_Problems_.
**A)** Summarize the Florida passage in two sentences.
**B)** Retype a part of the Florida passage word for word, beginning at the words "Major Airports in" and ending after the words "New York City.".

_Document passage_.
Welcome to the Sunshine State of Florida! It draws our interest as stop Number Two on our Greatest Road Trip Ever Taken. Florida, with almost 20 million residents is the third most populous state behind California and Texas. There, we’ve already surprised you. Florida has just a handful more people than does New York.
The State Capital of Florida is Tallahassee. The largest city is Jacksonville, and the largest Metro area is Miami. Tampa ranks third in city size. Other cities with populations exceeding 100,000 include:
Port St. Lucie
You have noticed by now that this isn’t Alaska. In fact, with this many folks in a state that ranks 22nd in land mass, Florida is one of the quintessentially urban states on our trip.
Florida became the 27th state in the Union March 3, 1845. Just how it became a state is an interesting tale. Until 1810, Spain owned all of what is currently Florida. That’s when President James Madison said otherwise. First, he claimed the panhandle to be a part of the Louisiana Purchase. Later, when Spain struggled to control immigration, the Spanish government ceded the territory to the U.S.A.
Florida is the southernmost state in the contiguous 48 and the easternmost, as well. That said, most of Florida doesn’t feel as “southern” as Georgia, Alabama, Mississippi, etc. Nor is it as quintessentially “eastern” as its Atlantic neighbors on I-95. Due to its heavy influx of imports and transplants from other states, Florida is its own melting pot. The varying preferences, traditions, ethnicities, and even accents make it a delightful place to watch folks and listen to them tell their stories.
Floridians resist labels such as rural, urban, liberal, conservative, etc. They say, “We’re Florida, y’all (at least up north) come down and see us for yourself.”
The Plains states are renowned for being flat, but Florida knows flat! The highest point in the state is high atop towering (?) Britton Hill…345 feet above sea level. The lowest point is hundreds of sea level miles along the Atlantic and Gulf coasts. The geographic center of Florida is a mile north of Edgewood on the shores of Tower Lake.
Most of Florida is in the Eastern Time Zone. The portion of the panhandle west of the Apalachicola River is in the Central Time Zone. All of Florida observes Daylight Savings Time.
Major Airports in Florida:
Fort Lauderdale–Hollywood International serves just over 11 million passengers a year. The most common destination is New York City.

Box annotation data:
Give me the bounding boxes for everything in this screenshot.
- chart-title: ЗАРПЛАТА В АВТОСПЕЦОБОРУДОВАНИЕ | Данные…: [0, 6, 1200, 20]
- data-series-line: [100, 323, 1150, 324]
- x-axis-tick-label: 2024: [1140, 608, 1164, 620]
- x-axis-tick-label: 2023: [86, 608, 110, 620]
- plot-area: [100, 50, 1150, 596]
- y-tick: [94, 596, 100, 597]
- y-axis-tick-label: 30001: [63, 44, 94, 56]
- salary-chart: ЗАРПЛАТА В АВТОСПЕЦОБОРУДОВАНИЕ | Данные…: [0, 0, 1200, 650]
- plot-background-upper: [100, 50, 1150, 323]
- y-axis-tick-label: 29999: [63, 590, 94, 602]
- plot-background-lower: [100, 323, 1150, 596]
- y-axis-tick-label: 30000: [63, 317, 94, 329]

==

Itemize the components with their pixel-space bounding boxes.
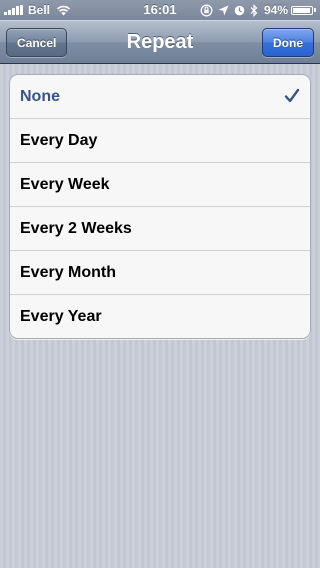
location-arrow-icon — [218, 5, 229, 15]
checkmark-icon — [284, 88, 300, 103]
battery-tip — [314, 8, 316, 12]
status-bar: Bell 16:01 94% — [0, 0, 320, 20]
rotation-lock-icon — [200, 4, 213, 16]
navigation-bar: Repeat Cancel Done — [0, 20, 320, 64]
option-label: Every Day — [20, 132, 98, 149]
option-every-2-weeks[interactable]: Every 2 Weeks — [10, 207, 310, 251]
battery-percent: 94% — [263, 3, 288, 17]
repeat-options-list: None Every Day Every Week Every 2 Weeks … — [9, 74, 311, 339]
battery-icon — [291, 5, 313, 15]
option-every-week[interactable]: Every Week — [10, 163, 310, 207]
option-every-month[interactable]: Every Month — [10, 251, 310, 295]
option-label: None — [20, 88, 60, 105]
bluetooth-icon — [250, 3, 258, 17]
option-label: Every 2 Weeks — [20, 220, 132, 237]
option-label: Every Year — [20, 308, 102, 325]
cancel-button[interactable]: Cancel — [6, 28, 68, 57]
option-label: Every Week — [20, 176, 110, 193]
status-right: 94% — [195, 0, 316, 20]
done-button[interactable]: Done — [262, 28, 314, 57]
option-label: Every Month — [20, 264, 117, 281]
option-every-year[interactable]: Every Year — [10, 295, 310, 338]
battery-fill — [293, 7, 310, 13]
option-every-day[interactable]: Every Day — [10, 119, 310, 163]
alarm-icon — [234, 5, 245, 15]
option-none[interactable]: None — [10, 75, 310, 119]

_Results in order_.
**A)** Florida is the third most populous state, with almost 20 million residents, and it became the 27th state on March 3, 1845, after Spain ceded the territory to the U.S.A. Its capital is Tallahassee and its largest city is Jacksonville, and it is both the southernmost and easternmost of the contiguous 48 states, with its highest point at Britton Hill, 345 feet above sea level.

**B)**
Major Airports in Florida:
Fort Lauderdale–Hollywood International serves just over 11 million passengers a year. The most common destination is New York City.